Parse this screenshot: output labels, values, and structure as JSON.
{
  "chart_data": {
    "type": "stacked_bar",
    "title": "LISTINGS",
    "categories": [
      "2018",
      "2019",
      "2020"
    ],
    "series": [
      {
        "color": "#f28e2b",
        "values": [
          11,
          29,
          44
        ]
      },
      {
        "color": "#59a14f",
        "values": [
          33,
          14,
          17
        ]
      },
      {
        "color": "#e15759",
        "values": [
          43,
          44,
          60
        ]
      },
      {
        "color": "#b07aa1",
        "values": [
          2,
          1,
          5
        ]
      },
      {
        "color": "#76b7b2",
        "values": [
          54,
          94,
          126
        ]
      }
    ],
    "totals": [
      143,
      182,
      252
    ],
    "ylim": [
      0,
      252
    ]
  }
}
▬▬▬▬▬▬
Read through the entries and copy every line that includes "color".

        "color": "#f28e2b",
        "color": "#59a14f",
        "color": "#e15759",
        "color": "#b07aa1",
        "color": "#76b7b2",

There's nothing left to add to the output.